-------- Exercise material
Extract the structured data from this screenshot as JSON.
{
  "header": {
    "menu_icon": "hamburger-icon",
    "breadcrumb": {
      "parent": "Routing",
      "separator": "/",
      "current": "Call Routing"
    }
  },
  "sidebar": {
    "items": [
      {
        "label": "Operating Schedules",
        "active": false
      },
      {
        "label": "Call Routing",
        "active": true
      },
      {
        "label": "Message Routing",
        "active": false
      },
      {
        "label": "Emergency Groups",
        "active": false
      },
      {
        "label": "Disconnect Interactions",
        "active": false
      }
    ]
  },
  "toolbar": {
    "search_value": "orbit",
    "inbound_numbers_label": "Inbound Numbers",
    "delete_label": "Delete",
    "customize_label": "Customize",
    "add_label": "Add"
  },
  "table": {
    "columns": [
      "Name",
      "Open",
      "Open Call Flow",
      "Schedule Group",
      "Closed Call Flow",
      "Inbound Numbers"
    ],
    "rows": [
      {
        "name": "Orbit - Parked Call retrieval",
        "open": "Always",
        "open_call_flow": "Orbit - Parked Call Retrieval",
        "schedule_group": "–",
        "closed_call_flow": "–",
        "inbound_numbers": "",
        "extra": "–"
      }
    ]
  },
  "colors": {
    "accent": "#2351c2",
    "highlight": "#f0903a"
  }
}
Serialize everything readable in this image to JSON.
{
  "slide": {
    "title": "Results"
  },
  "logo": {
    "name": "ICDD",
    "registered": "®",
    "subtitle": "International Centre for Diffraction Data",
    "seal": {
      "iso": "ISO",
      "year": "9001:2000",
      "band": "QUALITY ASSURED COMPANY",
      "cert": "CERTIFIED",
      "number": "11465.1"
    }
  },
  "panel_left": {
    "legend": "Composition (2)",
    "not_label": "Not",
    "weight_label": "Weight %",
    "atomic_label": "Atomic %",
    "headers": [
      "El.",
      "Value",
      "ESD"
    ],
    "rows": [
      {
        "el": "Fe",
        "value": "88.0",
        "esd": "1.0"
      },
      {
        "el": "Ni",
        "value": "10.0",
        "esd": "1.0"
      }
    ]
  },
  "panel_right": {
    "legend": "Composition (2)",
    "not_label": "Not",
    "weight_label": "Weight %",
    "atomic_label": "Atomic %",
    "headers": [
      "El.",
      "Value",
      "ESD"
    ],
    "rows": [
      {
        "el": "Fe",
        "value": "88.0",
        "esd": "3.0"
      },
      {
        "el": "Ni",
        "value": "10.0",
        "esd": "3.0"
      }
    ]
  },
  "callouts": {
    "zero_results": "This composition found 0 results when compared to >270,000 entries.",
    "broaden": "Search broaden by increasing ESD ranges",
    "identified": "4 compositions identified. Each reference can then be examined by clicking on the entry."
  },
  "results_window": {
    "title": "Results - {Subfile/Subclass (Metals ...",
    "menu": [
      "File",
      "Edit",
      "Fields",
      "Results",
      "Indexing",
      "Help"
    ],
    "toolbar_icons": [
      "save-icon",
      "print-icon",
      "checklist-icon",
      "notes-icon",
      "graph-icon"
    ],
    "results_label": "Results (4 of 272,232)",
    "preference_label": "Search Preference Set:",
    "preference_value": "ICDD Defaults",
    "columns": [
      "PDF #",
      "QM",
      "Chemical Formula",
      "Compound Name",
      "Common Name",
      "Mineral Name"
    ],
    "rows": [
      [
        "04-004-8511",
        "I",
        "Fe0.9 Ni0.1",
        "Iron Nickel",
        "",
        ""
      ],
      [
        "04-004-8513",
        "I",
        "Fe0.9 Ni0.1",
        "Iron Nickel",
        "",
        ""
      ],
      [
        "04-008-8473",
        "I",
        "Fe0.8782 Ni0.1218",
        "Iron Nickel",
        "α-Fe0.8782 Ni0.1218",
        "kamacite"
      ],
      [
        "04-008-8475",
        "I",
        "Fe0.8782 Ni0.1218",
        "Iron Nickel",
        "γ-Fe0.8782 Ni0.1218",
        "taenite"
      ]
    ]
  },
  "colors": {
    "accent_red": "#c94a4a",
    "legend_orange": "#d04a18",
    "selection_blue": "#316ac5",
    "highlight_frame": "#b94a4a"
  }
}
----------------
- _Problem_
Repeat the listing exactly, from its first line to its last.

- _Solution to the problem_
Extract the structured data from this screenshot as JSON.
{
  "header": {
    "menu_icon": "hamburger-icon",
    "breadcrumb": {
      "parent": "Routing",
      "separator": "/",
      "current": "Call Routing"
    }
  },
  "sidebar": {
    "items": [
      {
        "label": "Operating Schedules",
        "active": false
      },
      {
        "label": "Call Routing",
        "active": true
      },
      {
        "label": "Message Routing",
        "active": false
      },
      {
        "label": "Emergency Groups",
        "active": false
      },
      {
        "label": "Disconnect Interactions",
        "active": false
      }
    ]
  },
  "toolbar": {
    "search_value": "orbit",
    "inbound_numbers_label": "Inbound Numbers",
    "delete_label": "Delete",
    "customize_label": "Customize",
    "add_label": "Add"
  },
  "table": {
    "columns": [
      "Name",
      "Open",
      "Open Call Flow",
      "Schedule Group",
      "Closed Call Flow",
      "Inbound Numbers"
    ],
    "rows": [
      {
        "name": "Orbit - Parked Call retrieval",
        "open": "Always",
        "open_call_flow": "Orbit - Parked Call Retrieval",
        "schedule_group": "–",
        "closed_call_flow": "–",
        "inbound_numbers": "",
        "extra": "–"
      }
    ]
  },
  "colors": {
    "accent": "#2351c2",
    "highlight": "#f0903a"
  }
}
Serialize everything readable in this image to JSON.
{
  "slide": {
    "title": "Results"
  },
  "logo": {
    "name": "ICDD",
    "registered": "®",
    "subtitle": "International Centre for Diffraction Data",
    "seal": {
      "iso": "ISO",
      "year": "9001:2000",
      "band": "QUALITY ASSURED COMPANY",
      "cert": "CERTIFIED",
      "number": "11465.1"
    }
  },
  "panel_left": {
    "legend": "Composition (2)",
    "not_label": "Not",
    "weight_label": "Weight %",
    "atomic_label": "Atomic %",
    "headers": [
      "El.",
      "Value",
      "ESD"
    ],
    "rows": [
      {
        "el": "Fe",
        "value": "88.0",
        "esd": "1.0"
      },
      {
        "el": "Ni",
        "value": "10.0",
        "esd": "1.0"
      }
    ]
  },
  "panel_right": {
    "legend": "Composition (2)",
    "not_label": "Not",
    "weight_label": "Weight %",
    "atomic_label": "Atomic %",
    "headers": [
      "El.",
      "Value",
      "ESD"
    ],
    "rows": [
      {
        "el": "Fe",
        "value": "88.0",
        "esd": "3.0"
      },
      {
        "el": "Ni",
        "value": "10.0",
        "esd": "3.0"
      }
    ]
  },
  "callouts": {
    "zero_results": "This composition found 0 results when compared to >270,000 entries.",
    "broaden": "Search broaden by increasing ESD ranges",
    "identified": "4 compositions identified. Each reference can then be examined by clicking on the entry."
  },
  "results_window": {
    "title": "Results - {Subfile/Subclass (Metals ...",
    "menu": [
      "File",
      "Edit",
      "Fields",
      "Results",
      "Indexing",
      "Help"
    ],
    "toolbar_icons": [
      "save-icon",
      "print-icon",
      "checklist-icon",
      "notes-icon",
      "graph-icon"
    ],
    "results_label": "Results (4 of 272,232)",
    "preference_label": "Search Preference Set:",
    "preference_value": "ICDD Defaults",
    "columns": [
      "PDF #",
      "QM",
      "Chemical Formula",
      "Compound Name",
      "Common Name",
      "Mineral Name"
    ],
    "rows": [
      [
        "04-004-8511",
        "I",
        "Fe0.9 Ni0.1",
        "Iron Nickel",
        "",
        ""
      ],
      [
        "04-004-8513",
        "I",
        "Fe0.9 Ni0.1",
        "Iron Nickel",
        "",
        ""
      ],
      [
        "04-008-8473",
        "I",
        "Fe0.8782 Ni0.1218",
        "Iron Nickel",
        "α-Fe0.8782 Ni0.1218",
        "kamacite"
      ],
      [
        "04-008-8475",
        "I",
        "Fe0.8782 Ni0.1218",
        "Iron Nickel",
        "γ-Fe0.8782 Ni0.1218",
        "taenite"
      ]
    ]
  },
  "colors": {
    "accent_red": "#c94a4a",
    "legend_orange": "#d04a18",
    "selection_blue": "#316ac5",
    "highlight_frame": "#b94a4a"
  }
}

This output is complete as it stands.